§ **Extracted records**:
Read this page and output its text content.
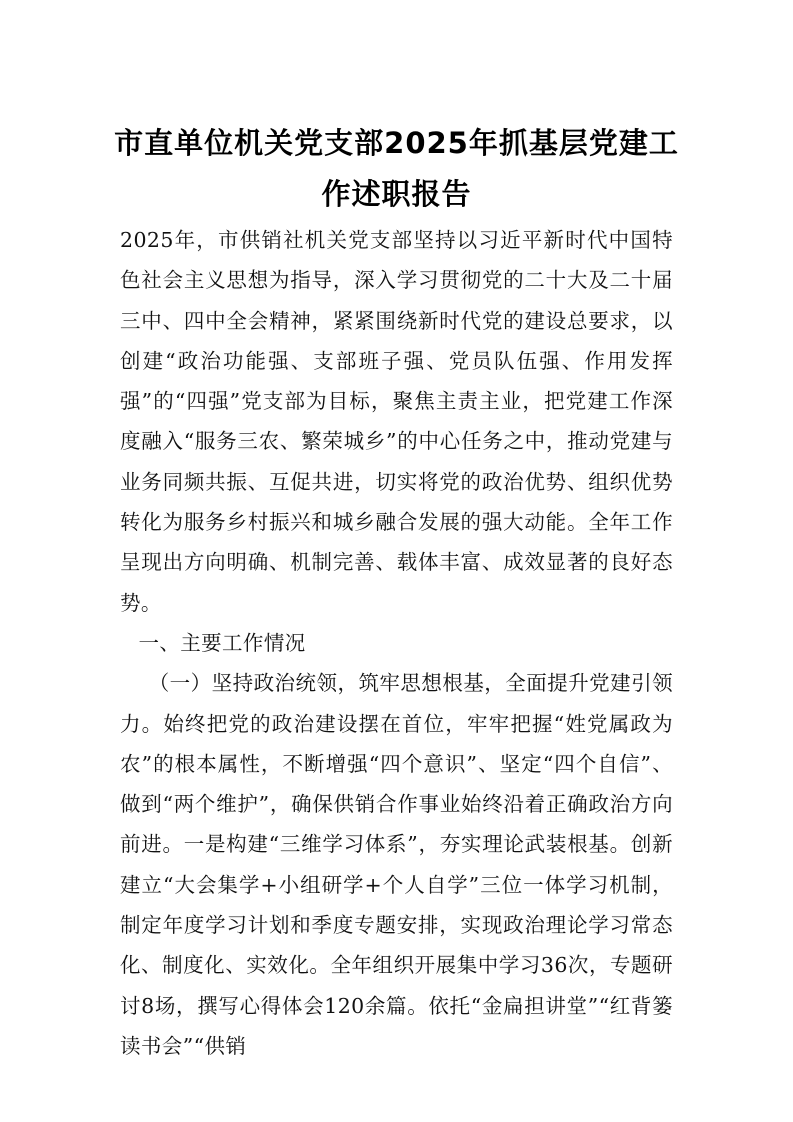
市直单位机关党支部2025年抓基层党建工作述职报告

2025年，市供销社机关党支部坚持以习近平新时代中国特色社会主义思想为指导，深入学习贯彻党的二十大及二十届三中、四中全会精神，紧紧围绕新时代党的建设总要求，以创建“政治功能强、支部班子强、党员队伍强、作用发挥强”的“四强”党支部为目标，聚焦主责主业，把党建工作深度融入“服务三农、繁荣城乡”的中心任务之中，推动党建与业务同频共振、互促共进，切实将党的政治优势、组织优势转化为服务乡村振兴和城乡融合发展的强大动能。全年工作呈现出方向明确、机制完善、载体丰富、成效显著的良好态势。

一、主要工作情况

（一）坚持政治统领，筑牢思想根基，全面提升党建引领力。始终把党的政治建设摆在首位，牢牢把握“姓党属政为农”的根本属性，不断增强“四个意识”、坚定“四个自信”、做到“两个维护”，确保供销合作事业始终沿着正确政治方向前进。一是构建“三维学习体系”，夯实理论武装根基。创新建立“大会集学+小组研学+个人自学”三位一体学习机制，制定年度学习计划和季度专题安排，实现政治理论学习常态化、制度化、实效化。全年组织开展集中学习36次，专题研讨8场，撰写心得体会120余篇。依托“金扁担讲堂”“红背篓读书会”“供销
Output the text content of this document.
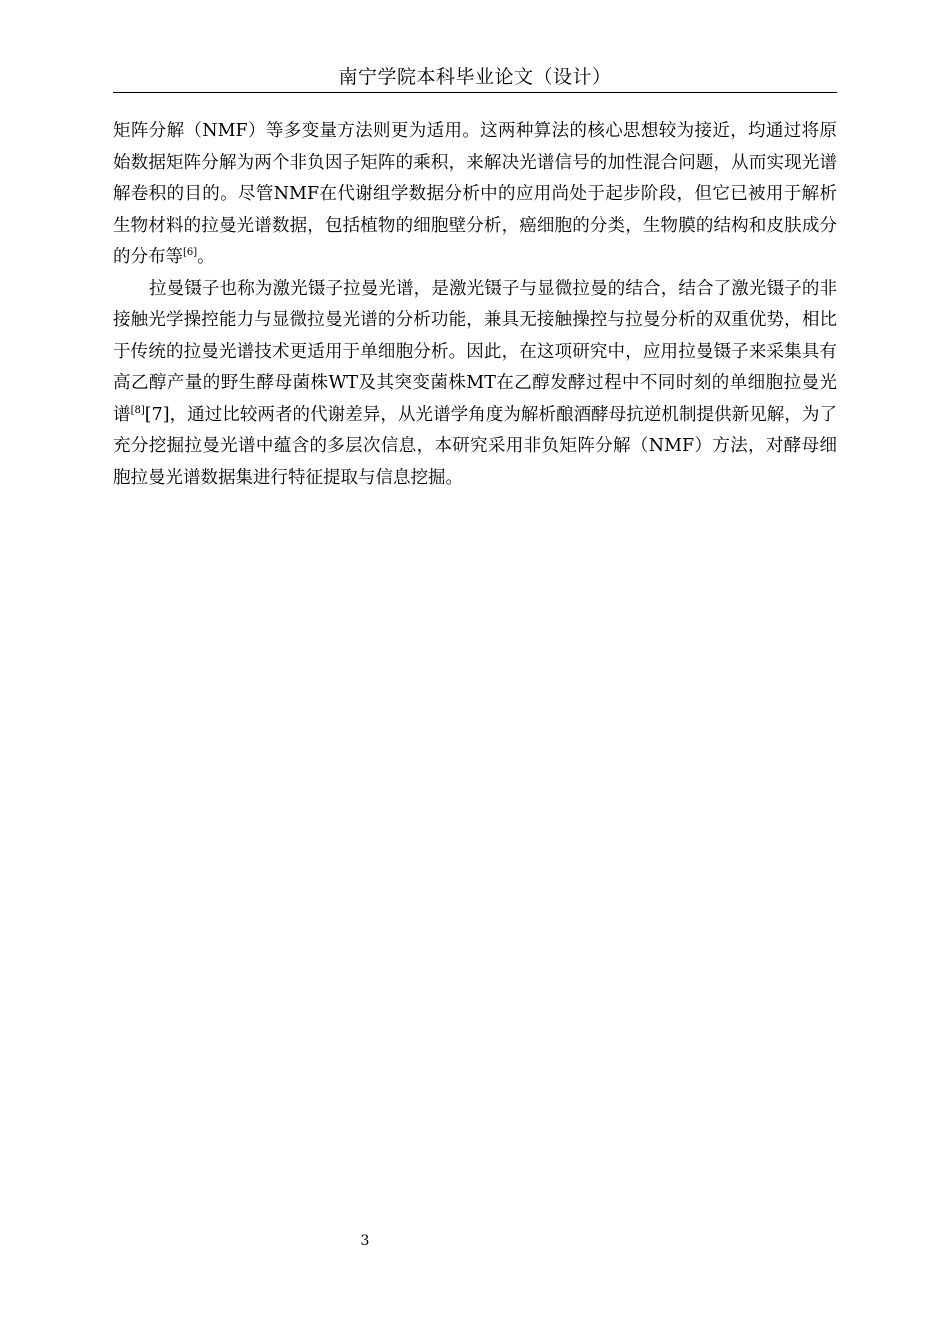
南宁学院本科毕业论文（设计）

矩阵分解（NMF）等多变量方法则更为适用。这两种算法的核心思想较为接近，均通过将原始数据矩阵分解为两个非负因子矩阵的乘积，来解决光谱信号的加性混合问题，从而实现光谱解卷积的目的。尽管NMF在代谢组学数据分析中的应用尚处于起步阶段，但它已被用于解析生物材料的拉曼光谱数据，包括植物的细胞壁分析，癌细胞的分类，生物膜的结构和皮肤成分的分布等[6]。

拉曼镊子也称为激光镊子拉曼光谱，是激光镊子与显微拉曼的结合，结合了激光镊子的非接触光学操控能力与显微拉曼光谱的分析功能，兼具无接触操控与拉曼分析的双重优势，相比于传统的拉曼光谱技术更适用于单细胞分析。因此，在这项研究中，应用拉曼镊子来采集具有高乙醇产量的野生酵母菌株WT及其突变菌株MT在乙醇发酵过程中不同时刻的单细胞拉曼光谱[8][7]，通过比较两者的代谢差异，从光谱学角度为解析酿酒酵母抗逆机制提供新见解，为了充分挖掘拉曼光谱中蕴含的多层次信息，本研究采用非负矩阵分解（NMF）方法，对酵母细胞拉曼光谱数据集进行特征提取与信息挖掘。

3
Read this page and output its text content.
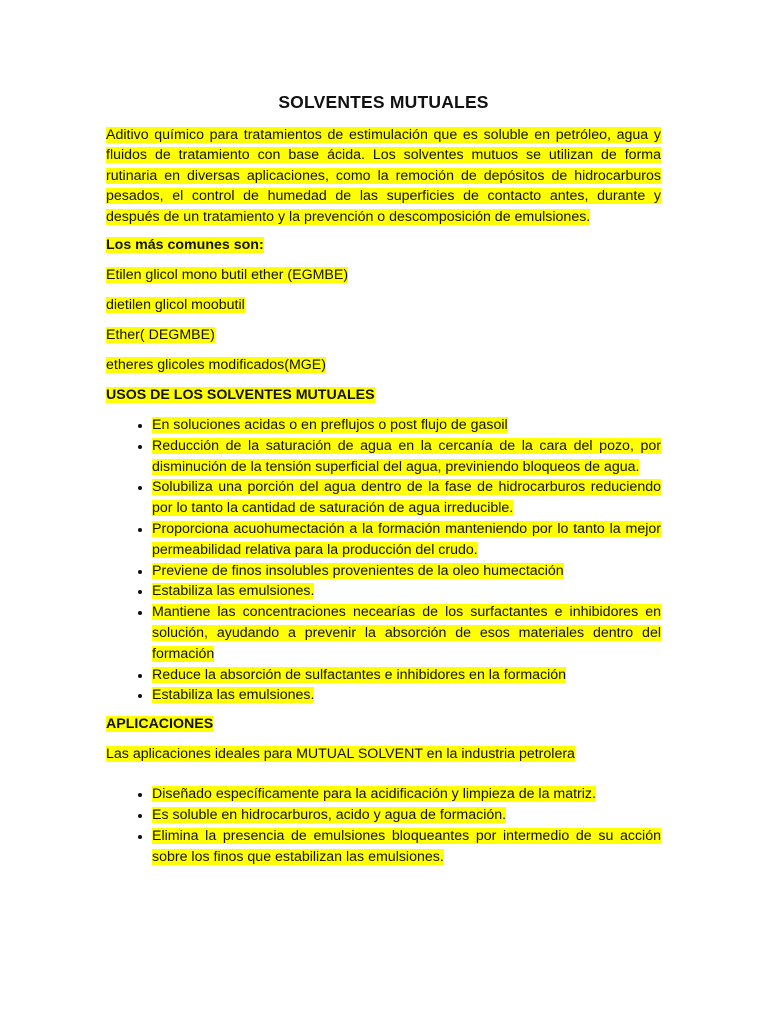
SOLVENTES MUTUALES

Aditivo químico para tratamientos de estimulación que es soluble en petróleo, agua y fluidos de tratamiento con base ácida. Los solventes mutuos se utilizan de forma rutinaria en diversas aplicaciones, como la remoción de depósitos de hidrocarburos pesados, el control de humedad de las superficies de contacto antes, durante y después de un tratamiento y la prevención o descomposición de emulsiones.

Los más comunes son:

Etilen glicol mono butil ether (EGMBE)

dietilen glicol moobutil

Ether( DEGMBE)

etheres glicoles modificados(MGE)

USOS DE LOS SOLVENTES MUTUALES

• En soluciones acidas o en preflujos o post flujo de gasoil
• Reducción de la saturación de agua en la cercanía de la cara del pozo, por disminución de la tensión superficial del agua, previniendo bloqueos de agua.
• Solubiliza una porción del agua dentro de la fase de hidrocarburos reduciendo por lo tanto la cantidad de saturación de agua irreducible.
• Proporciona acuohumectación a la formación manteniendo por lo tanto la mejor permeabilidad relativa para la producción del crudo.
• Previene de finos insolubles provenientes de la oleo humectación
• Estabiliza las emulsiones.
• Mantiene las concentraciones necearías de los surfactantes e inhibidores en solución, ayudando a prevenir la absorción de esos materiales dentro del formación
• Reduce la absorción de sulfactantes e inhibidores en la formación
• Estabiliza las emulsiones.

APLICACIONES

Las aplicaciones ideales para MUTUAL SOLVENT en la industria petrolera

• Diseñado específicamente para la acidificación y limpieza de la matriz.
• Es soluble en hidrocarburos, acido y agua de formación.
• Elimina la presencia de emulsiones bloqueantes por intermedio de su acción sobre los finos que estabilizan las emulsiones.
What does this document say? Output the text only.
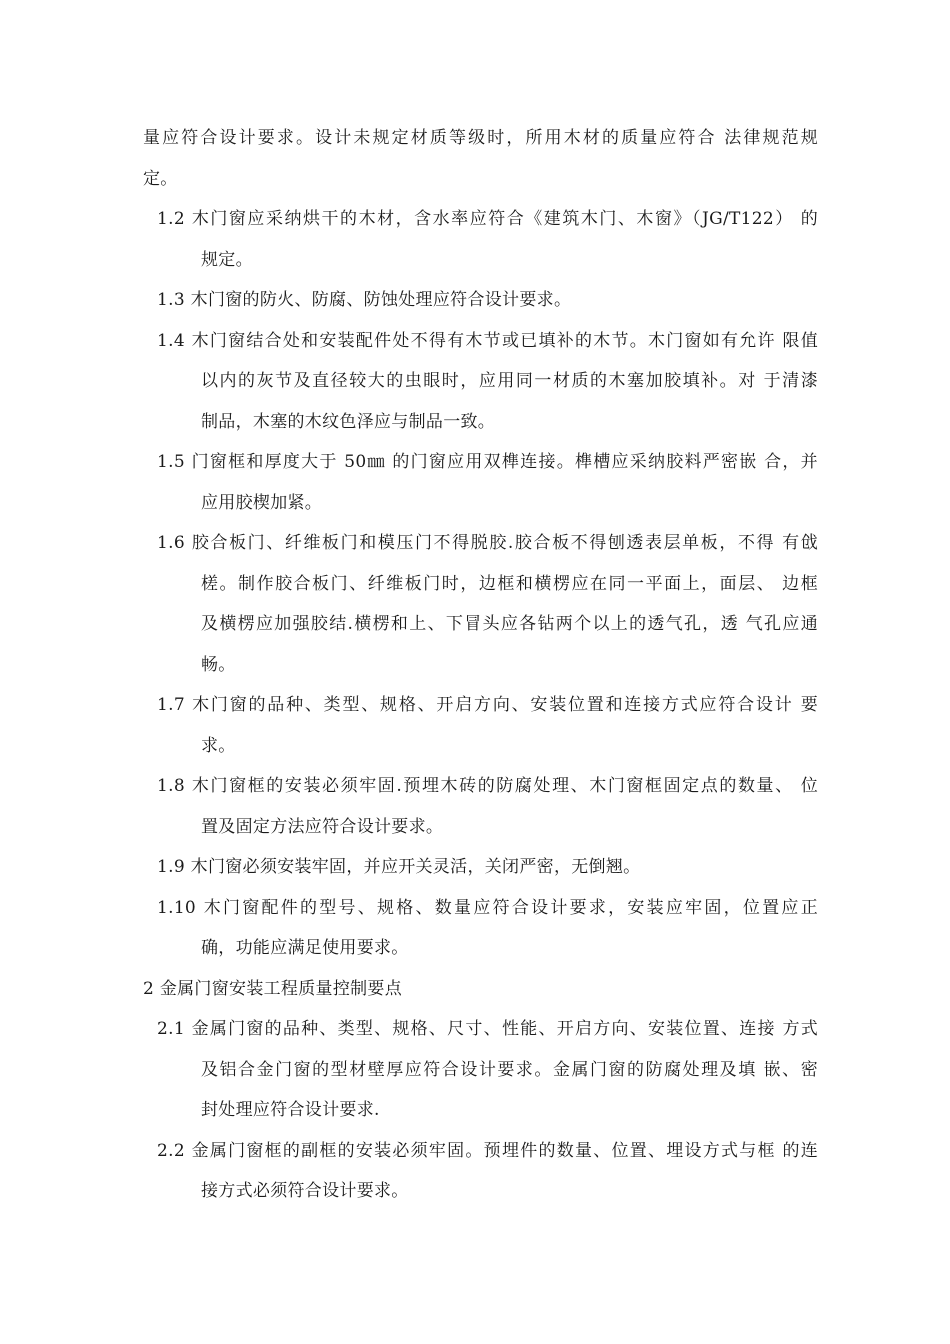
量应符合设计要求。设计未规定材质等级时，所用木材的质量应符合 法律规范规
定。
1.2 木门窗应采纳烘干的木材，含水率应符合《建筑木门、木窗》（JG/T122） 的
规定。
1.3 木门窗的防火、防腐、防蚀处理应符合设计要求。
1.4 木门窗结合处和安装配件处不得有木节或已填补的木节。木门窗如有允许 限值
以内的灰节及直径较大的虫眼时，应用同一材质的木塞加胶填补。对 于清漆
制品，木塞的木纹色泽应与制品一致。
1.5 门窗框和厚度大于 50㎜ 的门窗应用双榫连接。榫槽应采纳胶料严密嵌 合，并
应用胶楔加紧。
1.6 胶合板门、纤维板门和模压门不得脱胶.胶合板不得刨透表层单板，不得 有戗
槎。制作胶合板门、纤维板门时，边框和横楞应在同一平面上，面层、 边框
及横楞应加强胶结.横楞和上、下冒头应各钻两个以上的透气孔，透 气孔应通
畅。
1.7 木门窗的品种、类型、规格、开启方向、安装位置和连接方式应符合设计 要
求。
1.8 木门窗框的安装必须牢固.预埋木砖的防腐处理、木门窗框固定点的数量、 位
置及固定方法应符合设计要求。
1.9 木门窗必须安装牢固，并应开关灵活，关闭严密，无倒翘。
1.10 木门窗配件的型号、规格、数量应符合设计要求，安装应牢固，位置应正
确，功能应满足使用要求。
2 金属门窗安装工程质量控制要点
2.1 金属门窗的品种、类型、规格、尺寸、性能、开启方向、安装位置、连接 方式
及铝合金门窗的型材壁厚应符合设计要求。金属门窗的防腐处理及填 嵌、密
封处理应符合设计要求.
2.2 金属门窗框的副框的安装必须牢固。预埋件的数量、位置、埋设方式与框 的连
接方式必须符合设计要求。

§ **Written problem**: Leave out the pictures, and give all the records again exactly.

§ **Final result**:
Read this page and output its text content.
市直单位机关党支部2025年抓基层党建工作述职报告

2025年，市供销社机关党支部坚持以习近平新时代中国特色社会主义思想为指导，深入学习贯彻党的二十大及二十届三中、四中全会精神，紧紧围绕新时代党的建设总要求，以创建“政治功能强、支部班子强、党员队伍强、作用发挥强”的“四强”党支部为目标，聚焦主责主业，把党建工作深度融入“服务三农、繁荣城乡”的中心任务之中，推动党建与业务同频共振、互促共进，切实将党的政治优势、组织优势转化为服务乡村振兴和城乡融合发展的强大动能。全年工作呈现出方向明确、机制完善、载体丰富、成效显著的良好态势。

一、主要工作情况

（一）坚持政治统领，筑牢思想根基，全面提升党建引领力。始终把党的政治建设摆在首位，牢牢把握“姓党属政为农”的根本属性，不断增强“四个意识”、坚定“四个自信”、做到“两个维护”，确保供销合作事业始终沿着正确政治方向前进。一是构建“三维学习体系”，夯实理论武装根基。创新建立“大会集学+小组研学+个人自学”三位一体学习机制，制定年度学习计划和季度专题安排，实现政治理论学习常态化、制度化、实效化。全年组织开展集中学习36次，专题研讨8场，撰写心得体会120余篇。依托“金扁担讲堂”“红背篓读书会”“供销
Output the text content of this document.
南宁学院本科毕业论文（设计）

矩阵分解（NMF）等多变量方法则更为适用。这两种算法的核心思想较为接近，均通过将原始数据矩阵分解为两个非负因子矩阵的乘积，来解决光谱信号的加性混合问题，从而实现光谱解卷积的目的。尽管NMF在代谢组学数据分析中的应用尚处于起步阶段，但它已被用于解析生物材料的拉曼光谱数据，包括植物的细胞壁分析，癌细胞的分类，生物膜的结构和皮肤成分的分布等[6]。

拉曼镊子也称为激光镊子拉曼光谱，是激光镊子与显微拉曼的结合，结合了激光镊子的非接触光学操控能力与显微拉曼光谱的分析功能，兼具无接触操控与拉曼分析的双重优势，相比于传统的拉曼光谱技术更适用于单细胞分析。因此，在这项研究中，应用拉曼镊子来采集具有高乙醇产量的野生酵母菌株WT及其突变菌株MT在乙醇发酵过程中不同时刻的单细胞拉曼光谱[8][7]，通过比较两者的代谢差异，从光谱学角度为解析酿酒酵母抗逆机制提供新见解，为了充分挖掘拉曼光谱中蕴含的多层次信息，本研究采用非负矩阵分解（NMF）方法，对酵母细胞拉曼光谱数据集进行特征提取与信息挖掘。

3
Read this page and output its text content.
SOLVENTES MUTUALES

Aditivo químico para tratamientos de estimulación que es soluble en petróleo, agua y fluidos de tratamiento con base ácida. Los solventes mutuos se utilizan de forma rutinaria en diversas aplicaciones, como la remoción de depósitos de hidrocarburos pesados, el control de humedad de las superficies de contacto antes, durante y después de un tratamiento y la prevención o descomposición de emulsiones.

Los más comunes son:

Etilen glicol mono butil ether (EGMBE)

dietilen glicol moobutil

Ether( DEGMBE)

etheres glicoles modificados(MGE)

USOS DE LOS SOLVENTES MUTUALES

• En soluciones acidas o en preflujos o post flujo de gasoil
• Reducción de la saturación de agua en la cercanía de la cara del pozo, por disminución de la tensión superficial del agua, previniendo bloqueos de agua.
• Solubiliza una porción del agua dentro de la fase de hidrocarburos reduciendo por lo tanto la cantidad de saturación de agua irreducible.
• Proporciona acuohumectación a la formación manteniendo por lo tanto la mejor permeabilidad relativa para la producción del crudo.
• Previene de finos insolubles provenientes de la oleo humectación
• Estabiliza las emulsiones.
• Mantiene las concentraciones necearías de los surfactantes e inhibidores en solución, ayudando a prevenir la absorción de esos materiales dentro del formación
• Reduce la absorción de sulfactantes e inhibidores en la formación
• Estabiliza las emulsiones.

APLICACIONES

Las aplicaciones ideales para MUTUAL SOLVENT en la industria petrolera

• Diseñado específicamente para la acidificación y limpieza de la matriz.
• Es soluble en hidrocarburos, acido y agua de formación.
• Elimina la presencia de emulsiones bloqueantes por intermedio de su acción sobre los finos que estabilizan las emulsiones.
What does this document say? Output the text only.
量应符合设计要求。设计未规定材质等级时，所用木材的质量应符合 法律规范规
定。
1.2 木门窗应采纳烘干的木材，含水率应符合《建筑木门、木窗》（JG/T122） 的
规定。
1.3 木门窗的防火、防腐、防蚀处理应符合设计要求。
1.4 木门窗结合处和安装配件处不得有木节或已填补的木节。木门窗如有允许 限值
以内的灰节及直径较大的虫眼时，应用同一材质的木塞加胶填补。对 于清漆
制品，木塞的木纹色泽应与制品一致。
1.5 门窗框和厚度大于 50㎜ 的门窗应用双榫连接。榫槽应采纳胶料严密嵌 合，并
应用胶楔加紧。
1.6 胶合板门、纤维板门和模压门不得脱胶.胶合板不得刨透表层单板，不得 有戗
槎。制作胶合板门、纤维板门时，边框和横楞应在同一平面上，面层、 边框
及横楞应加强胶结.横楞和上、下冒头应各钻两个以上的透气孔，透 气孔应通
畅。
1.7 木门窗的品种、类型、规格、开启方向、安装位置和连接方式应符合设计 要
求。
1.8 木门窗框的安装必须牢固.预埋木砖的防腐处理、木门窗框固定点的数量、 位
置及固定方法应符合设计要求。
1.9 木门窗必须安装牢固，并应开关灵活，关闭严密，无倒翘。
1.10 木门窗配件的型号、规格、数量应符合设计要求，安装应牢固，位置应正
确，功能应满足使用要求。
2 金属门窗安装工程质量控制要点
2.1 金属门窗的品种、类型、规格、尺寸、性能、开启方向、安装位置、连接 方式
及铝合金门窗的型材壁厚应符合设计要求。金属门窗的防腐处理及填 嵌、密
封处理应符合设计要求.
2.2 金属门窗框的副框的安装必须牢固。预埋件的数量、位置、埋设方式与框 的连
接方式必须符合设计要求。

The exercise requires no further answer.